= Requirement a =
In the entries, replace "Sunset" with "Dusk" from the first entry through the one that contains "day-info: Sunrise: 8:31", keeping everything else unchanged.

Frank Lawrence Rosenthal (June 12, 1929 – October 13, 2008), also known as "Lefty" Rosenthal, was an American professional sports bettor, former Las Vegas casino executive, and organized crime associate. Rosenthal, who was once called "the greatest living expert on sports gambling" by Sports Illustrated, is credited with bringing increased exposure to sports betting to Las Vegas in the 1970s.

Rosenthal's life and career in Las Vegas served as the basis of Martin Scorsese's 1995 film Casino, where he was portrayed by Robert De Niro and re-named Sam "Ace" Rothstein.

Early years

Illinois
Frank Rosenthal was born in Chicago, Illinois, in a Jewish family and grew up in the city's West Side. As a youth, he learned sports betting in the bleachers of Wrigley Field and would often skip classes to attend Chicago sporting events. Rosenthal's father also owned racehorses, whereby he became familiar with betting odds and percentages at a young age.

= Requirement b =
According to the text excerpt, who played Rosenthal in the 1995 film Casino?

Element and coordinate records
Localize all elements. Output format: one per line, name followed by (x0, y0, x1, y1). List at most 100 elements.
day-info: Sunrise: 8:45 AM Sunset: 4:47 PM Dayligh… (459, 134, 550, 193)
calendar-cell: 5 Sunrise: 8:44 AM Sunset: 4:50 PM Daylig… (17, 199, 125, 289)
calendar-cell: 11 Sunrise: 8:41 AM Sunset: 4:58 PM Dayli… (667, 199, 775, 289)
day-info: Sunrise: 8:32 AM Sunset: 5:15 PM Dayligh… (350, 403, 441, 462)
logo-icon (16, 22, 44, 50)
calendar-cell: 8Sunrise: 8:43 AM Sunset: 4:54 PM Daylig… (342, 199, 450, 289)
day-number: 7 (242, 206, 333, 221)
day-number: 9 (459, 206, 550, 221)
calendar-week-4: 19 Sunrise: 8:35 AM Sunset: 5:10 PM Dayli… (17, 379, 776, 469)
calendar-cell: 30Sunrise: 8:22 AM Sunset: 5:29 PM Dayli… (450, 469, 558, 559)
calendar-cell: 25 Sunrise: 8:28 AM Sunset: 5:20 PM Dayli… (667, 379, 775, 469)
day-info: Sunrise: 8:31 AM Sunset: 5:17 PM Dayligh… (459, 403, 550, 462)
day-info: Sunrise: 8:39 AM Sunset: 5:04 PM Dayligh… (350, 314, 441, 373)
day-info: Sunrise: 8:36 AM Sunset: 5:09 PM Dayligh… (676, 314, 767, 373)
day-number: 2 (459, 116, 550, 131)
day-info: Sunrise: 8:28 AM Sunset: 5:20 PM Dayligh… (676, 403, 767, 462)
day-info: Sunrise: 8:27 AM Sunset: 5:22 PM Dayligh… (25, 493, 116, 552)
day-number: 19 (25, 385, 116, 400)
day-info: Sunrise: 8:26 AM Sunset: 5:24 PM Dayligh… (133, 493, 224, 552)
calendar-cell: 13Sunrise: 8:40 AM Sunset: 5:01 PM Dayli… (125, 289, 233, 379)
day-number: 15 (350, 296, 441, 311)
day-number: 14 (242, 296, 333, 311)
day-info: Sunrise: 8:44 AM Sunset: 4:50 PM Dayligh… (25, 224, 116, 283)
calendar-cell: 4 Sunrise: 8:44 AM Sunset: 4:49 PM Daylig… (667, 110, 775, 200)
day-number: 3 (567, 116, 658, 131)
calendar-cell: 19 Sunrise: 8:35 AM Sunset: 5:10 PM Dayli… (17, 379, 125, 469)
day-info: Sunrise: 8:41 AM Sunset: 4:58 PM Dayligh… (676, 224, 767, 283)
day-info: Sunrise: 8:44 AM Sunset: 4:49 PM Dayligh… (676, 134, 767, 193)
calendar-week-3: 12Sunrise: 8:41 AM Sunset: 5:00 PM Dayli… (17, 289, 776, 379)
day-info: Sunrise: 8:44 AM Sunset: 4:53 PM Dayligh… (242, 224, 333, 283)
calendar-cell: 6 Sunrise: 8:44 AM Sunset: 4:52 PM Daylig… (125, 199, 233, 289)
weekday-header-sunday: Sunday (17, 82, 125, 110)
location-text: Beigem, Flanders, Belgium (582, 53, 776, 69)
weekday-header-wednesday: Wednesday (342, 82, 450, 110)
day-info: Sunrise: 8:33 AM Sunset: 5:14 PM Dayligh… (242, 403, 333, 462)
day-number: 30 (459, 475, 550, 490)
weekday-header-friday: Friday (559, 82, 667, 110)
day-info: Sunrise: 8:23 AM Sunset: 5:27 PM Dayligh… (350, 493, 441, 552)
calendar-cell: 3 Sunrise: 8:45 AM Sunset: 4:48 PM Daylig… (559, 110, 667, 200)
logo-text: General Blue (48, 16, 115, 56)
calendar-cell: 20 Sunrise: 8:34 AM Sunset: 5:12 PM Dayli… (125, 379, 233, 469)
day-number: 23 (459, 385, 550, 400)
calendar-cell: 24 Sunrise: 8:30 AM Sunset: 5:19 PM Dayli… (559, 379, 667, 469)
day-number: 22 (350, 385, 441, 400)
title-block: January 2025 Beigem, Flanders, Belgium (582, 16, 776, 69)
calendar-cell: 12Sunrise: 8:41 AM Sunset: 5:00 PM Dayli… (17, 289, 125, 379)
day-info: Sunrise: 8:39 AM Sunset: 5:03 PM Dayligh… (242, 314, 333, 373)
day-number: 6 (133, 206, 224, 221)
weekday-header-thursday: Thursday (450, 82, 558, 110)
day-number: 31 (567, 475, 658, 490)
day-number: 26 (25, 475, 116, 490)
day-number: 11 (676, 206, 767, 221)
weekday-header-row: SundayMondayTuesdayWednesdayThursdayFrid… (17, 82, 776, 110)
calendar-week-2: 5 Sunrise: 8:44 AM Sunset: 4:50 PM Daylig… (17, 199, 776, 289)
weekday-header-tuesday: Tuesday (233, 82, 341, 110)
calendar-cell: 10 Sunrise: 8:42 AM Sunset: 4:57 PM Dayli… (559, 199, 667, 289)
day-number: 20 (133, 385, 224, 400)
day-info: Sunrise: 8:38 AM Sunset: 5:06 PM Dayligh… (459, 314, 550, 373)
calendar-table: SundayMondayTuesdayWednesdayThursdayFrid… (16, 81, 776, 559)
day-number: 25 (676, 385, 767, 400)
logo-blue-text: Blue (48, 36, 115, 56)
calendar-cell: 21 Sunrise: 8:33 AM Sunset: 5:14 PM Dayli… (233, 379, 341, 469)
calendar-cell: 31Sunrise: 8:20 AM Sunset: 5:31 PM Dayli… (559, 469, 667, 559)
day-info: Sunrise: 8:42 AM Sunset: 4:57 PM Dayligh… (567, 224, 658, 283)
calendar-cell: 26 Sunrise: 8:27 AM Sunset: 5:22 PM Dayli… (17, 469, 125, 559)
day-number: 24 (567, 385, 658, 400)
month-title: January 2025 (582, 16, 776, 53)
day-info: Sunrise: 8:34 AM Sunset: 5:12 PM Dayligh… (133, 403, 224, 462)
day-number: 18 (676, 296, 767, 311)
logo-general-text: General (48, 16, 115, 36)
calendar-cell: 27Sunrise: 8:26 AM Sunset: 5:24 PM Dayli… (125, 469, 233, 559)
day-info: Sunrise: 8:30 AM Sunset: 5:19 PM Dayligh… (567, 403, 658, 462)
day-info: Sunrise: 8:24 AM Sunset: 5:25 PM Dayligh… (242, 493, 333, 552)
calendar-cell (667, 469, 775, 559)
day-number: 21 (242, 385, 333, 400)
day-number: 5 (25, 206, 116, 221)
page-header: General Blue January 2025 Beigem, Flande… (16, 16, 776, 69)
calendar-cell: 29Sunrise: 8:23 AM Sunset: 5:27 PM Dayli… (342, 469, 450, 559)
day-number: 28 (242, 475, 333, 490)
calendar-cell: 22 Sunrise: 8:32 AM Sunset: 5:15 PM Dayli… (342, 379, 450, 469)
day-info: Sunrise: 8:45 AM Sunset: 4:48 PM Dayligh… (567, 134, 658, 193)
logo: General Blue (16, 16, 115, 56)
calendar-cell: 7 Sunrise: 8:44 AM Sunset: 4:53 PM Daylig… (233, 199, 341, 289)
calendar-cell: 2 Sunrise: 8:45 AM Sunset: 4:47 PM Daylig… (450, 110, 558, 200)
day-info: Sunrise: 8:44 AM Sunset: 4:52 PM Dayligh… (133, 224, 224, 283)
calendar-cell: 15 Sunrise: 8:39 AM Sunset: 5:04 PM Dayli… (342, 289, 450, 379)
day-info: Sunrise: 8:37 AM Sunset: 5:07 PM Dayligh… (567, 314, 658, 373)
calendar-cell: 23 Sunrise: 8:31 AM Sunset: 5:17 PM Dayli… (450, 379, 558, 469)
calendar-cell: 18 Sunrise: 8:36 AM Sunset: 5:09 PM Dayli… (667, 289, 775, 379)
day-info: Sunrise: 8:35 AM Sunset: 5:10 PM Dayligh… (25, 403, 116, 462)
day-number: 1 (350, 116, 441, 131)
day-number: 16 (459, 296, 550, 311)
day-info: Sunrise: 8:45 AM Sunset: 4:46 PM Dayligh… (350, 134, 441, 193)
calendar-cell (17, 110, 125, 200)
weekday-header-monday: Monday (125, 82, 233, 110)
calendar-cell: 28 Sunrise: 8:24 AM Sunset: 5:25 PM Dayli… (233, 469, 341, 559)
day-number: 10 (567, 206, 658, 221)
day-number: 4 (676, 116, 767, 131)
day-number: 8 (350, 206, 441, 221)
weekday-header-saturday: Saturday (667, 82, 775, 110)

= Complete answer a =
Localize all elements. Output format: one per line, name followed by (x0, y0, x1, y1). List at most 100 elements.
day-info: Sunrise: 8:45 AM Dusk: 4:47 PM Dayligh… (459, 134, 550, 193)
calendar-cell: 5 Sunrise: 8:44 AM Dusk: 4:50 PM Daylig… (17, 199, 125, 289)
calendar-cell: 11 Sunrise: 8:41 AM Dusk: 4:58 PM Dayli… (667, 199, 775, 289)
day-info: Sunrise: 8:32 AM Dusk: 5:15 PM Dayligh… (350, 403, 441, 462)
logo-icon (16, 22, 44, 50)
calendar-cell: 8Sunrise: 8:43 AM Dusk: 4:54 PM Daylig… (342, 199, 450, 289)
day-number: 7 (242, 206, 333, 221)
day-number: 9 (459, 206, 550, 221)
calendar-week-4: 19 Sunrise: 8:35 AM Dusk: 5:10 PM Dayli… (17, 379, 776, 469)
calendar-cell: 30Sunrise: 8:22 AM Dusk: 5:29 PM Dayli… (450, 469, 558, 559)
calendar-cell: 25 Sunrise: 8:28 AM Dusk: 5:20 PM Dayli… (667, 379, 775, 469)
day-info: Sunrise: 8:31 AM Dusk: 5:17 PM Dayligh… (459, 403, 550, 462)

= Complete answer b =
Robert De Niro.